→ Request: Rewrite the data below, from its first line through the line containing "data-point xyxy=(768,420,792,444)", inclusive, as a JSON list of strings with one string per line and no blank lines.

→ Supplied records:
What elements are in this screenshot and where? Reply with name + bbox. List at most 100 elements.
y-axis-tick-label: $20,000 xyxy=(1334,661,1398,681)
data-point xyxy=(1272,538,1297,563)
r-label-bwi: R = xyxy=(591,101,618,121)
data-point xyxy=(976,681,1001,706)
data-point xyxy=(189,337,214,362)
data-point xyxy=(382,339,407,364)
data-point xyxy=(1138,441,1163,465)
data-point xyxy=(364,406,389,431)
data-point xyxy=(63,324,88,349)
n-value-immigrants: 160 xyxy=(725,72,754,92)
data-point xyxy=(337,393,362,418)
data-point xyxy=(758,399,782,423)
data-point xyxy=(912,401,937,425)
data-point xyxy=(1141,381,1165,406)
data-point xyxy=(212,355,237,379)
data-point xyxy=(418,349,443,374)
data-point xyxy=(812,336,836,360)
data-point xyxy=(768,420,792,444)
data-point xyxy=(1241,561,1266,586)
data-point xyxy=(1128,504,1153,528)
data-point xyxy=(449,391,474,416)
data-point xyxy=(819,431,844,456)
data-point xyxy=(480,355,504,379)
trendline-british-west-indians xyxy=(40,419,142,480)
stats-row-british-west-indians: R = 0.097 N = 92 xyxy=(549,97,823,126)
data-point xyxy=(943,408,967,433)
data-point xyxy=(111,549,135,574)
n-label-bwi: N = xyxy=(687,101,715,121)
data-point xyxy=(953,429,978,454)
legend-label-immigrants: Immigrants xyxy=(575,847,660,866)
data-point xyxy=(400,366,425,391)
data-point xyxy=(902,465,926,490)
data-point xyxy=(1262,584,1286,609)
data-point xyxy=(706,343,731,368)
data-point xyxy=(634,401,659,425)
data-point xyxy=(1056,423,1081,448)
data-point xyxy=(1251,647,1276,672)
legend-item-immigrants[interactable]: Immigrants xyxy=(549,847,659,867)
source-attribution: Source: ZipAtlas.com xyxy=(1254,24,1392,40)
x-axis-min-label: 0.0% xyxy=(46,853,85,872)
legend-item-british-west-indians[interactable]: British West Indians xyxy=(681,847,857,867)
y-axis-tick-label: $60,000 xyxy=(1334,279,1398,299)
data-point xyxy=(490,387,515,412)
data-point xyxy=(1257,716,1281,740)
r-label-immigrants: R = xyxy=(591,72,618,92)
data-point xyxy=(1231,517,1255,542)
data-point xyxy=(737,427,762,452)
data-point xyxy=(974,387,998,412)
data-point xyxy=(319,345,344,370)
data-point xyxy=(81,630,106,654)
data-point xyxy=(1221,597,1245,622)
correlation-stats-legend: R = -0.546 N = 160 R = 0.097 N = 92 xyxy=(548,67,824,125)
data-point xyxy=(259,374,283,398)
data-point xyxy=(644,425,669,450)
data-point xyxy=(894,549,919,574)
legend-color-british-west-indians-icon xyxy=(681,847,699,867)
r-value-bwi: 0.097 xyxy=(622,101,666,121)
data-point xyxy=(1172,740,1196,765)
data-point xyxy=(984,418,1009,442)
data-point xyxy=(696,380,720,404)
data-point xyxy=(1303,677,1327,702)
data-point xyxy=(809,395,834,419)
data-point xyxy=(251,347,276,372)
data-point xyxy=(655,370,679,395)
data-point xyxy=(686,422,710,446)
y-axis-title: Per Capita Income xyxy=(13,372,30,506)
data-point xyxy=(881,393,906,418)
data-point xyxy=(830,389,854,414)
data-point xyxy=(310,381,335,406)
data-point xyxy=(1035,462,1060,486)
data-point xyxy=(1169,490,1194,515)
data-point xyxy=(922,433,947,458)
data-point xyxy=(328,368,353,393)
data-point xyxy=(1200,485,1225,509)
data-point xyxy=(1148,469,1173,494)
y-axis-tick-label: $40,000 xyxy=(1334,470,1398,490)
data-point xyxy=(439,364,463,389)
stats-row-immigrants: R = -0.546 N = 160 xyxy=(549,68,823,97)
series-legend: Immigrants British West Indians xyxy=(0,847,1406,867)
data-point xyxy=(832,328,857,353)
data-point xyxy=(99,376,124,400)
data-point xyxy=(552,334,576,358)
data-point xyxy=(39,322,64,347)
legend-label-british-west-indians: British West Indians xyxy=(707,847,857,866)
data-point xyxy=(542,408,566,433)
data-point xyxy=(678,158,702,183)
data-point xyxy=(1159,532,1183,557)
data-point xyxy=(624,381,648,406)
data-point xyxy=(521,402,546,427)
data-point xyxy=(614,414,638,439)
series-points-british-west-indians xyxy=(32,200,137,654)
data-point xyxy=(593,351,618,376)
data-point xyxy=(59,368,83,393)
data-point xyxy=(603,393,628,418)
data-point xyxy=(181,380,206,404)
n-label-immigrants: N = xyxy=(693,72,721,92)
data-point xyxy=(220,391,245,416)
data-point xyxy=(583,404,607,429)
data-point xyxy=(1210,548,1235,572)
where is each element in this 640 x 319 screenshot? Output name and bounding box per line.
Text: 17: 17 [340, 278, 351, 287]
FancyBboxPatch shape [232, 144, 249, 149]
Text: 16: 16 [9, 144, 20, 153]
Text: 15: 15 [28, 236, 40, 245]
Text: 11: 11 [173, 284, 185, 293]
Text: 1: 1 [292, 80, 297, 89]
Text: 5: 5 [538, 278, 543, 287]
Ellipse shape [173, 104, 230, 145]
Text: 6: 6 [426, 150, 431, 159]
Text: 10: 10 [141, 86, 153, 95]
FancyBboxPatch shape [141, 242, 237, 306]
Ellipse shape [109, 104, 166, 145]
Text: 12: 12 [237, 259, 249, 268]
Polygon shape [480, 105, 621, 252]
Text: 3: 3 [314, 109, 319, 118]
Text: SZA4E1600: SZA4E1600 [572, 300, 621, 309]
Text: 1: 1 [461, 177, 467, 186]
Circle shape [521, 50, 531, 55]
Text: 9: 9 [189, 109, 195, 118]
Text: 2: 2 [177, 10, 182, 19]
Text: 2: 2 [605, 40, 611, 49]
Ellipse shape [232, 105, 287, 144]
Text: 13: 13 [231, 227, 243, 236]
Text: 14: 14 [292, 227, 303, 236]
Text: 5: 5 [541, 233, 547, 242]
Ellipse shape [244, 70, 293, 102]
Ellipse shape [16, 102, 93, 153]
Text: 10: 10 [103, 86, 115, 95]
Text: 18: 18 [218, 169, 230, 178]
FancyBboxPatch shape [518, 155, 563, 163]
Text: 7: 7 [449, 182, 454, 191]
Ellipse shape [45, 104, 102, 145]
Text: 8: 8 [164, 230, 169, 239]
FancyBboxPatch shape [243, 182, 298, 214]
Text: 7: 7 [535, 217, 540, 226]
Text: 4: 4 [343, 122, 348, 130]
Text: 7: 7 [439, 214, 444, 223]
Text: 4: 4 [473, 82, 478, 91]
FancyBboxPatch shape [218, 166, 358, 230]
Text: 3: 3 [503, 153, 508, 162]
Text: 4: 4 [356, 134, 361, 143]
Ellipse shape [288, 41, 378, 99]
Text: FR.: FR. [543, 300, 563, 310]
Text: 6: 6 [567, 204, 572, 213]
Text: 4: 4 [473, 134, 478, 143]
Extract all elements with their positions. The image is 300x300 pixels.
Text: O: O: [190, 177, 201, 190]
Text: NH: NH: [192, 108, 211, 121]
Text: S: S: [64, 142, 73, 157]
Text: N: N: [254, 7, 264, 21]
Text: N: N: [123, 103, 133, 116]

→ Result for this task:
[
  "What elements are in this screenshot and where? Reply with name + bbox. List at most 100 elements.",
  "y-axis-tick-label: $20,000 xyxy=(1334,661,1398,681)",
  "data-point xyxy=(1272,538,1297,563)",
  "r-label-bwi: R = xyxy=(591,101,618,121)",
  "data-point xyxy=(976,681,1001,706)",
  "data-point xyxy=(189,337,214,362)",
  "data-point xyxy=(382,339,407,364)",
  "data-point xyxy=(1138,441,1163,465)",
  "data-point xyxy=(364,406,389,431)",
  "data-point xyxy=(63,324,88,349)",
  "n-value-immigrants: 160 xyxy=(725,72,754,92)",
  "data-point xyxy=(337,393,362,418)",
  "data-point xyxy=(758,399,782,423)",
  "data-point xyxy=(912,401,937,425)",
  "data-point xyxy=(1141,381,1165,406)",
  "data-point xyxy=(212,355,237,379)",
  "data-point xyxy=(418,349,443,374)",
  "data-point xyxy=(812,336,836,360)",
  "data-point xyxy=(768,420,792,444)"
]